TASK OBJECTIVE
Pull out every line in the data that has the string "качества" in it.

SUPPLIED INFORMATION

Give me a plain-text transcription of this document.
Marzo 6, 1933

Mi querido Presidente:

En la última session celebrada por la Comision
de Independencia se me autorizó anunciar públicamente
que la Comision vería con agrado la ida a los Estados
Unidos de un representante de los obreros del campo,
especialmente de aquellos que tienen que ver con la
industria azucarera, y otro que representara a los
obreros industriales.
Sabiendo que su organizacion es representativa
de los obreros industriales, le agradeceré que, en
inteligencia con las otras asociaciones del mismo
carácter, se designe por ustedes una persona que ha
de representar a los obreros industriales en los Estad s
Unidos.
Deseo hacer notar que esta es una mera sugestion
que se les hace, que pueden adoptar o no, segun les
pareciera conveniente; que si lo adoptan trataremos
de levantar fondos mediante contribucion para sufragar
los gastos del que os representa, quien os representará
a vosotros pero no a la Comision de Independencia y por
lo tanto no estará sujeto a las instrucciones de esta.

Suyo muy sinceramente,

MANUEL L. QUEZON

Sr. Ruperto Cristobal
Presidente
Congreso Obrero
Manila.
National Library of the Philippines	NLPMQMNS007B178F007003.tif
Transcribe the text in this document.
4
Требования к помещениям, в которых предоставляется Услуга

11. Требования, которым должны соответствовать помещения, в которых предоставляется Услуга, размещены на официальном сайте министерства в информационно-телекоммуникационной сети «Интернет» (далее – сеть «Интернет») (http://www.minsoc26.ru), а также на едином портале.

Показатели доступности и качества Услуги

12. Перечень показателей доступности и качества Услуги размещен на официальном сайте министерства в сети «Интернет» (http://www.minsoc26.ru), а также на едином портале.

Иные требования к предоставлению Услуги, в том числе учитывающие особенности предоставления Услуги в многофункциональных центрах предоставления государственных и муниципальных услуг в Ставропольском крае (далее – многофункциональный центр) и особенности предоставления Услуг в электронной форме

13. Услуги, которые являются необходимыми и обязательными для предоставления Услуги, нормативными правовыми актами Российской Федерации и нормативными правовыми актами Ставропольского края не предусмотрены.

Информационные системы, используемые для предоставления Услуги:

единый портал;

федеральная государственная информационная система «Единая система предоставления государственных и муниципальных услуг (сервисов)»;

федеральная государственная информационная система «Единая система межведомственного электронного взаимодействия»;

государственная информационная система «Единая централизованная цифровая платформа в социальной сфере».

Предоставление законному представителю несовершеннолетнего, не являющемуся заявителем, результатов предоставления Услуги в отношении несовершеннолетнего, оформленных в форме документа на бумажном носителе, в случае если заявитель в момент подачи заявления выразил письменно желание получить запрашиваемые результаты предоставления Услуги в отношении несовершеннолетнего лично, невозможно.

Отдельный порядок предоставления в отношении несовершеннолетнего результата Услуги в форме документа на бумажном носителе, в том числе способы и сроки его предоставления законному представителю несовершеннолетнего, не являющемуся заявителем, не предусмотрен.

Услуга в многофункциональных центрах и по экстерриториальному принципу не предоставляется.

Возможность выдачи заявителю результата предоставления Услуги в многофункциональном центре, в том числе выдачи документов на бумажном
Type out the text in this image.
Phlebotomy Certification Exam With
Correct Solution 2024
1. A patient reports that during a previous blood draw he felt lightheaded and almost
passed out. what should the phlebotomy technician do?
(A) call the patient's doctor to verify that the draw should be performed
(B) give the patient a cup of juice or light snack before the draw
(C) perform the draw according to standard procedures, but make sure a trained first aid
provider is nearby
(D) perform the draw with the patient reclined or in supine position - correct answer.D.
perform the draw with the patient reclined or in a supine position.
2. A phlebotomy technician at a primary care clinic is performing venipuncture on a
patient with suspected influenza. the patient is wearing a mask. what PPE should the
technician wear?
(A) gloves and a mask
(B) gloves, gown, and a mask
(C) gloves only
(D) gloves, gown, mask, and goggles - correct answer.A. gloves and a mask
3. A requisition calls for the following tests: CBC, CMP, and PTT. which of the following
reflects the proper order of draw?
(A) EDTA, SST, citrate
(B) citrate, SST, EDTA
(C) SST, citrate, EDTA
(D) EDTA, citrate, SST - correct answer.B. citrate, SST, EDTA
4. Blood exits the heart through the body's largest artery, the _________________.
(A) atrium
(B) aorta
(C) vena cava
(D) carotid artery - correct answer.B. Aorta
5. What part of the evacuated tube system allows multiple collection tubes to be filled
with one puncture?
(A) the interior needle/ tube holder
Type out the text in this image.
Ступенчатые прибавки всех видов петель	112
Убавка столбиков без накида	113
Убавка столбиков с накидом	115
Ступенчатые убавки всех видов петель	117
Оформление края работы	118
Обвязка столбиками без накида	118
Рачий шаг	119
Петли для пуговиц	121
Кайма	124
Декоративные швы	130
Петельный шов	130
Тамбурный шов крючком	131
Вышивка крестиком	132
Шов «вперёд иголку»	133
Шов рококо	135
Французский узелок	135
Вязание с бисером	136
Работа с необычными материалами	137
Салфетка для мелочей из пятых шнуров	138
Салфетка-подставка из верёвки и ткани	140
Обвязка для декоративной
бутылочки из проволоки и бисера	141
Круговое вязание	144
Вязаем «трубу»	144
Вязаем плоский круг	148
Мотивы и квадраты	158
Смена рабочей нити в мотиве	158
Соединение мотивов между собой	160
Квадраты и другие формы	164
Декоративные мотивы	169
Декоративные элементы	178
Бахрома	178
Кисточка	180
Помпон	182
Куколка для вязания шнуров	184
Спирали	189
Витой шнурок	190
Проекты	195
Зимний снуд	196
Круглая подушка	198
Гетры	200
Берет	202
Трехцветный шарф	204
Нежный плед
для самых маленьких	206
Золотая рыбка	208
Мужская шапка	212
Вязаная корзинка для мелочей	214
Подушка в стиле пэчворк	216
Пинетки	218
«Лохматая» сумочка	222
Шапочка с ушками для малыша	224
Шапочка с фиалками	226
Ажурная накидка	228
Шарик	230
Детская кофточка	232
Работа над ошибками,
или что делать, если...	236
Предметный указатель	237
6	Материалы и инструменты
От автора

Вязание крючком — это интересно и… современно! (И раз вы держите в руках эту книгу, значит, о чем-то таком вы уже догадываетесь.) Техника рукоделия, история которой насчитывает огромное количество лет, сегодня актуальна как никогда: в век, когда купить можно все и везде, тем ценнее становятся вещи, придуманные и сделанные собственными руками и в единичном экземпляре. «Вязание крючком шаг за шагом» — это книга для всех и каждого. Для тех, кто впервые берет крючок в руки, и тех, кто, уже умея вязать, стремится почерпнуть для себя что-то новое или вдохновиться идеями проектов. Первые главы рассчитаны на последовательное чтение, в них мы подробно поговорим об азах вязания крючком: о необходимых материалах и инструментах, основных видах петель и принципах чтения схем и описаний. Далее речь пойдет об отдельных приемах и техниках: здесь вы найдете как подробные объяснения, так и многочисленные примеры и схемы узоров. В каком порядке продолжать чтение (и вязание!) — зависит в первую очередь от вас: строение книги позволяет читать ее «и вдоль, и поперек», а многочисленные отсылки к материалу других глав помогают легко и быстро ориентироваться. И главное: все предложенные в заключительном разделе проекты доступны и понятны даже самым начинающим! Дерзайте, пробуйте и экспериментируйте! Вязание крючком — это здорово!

THE SOLUTION
Показатели доступности и качества Услуги
12. Перечень показателей доступности и качества Услуги размещен на официальном сайте министерства в сети «Интернет» (http://www.minsoc26.ru), а также на едином портале.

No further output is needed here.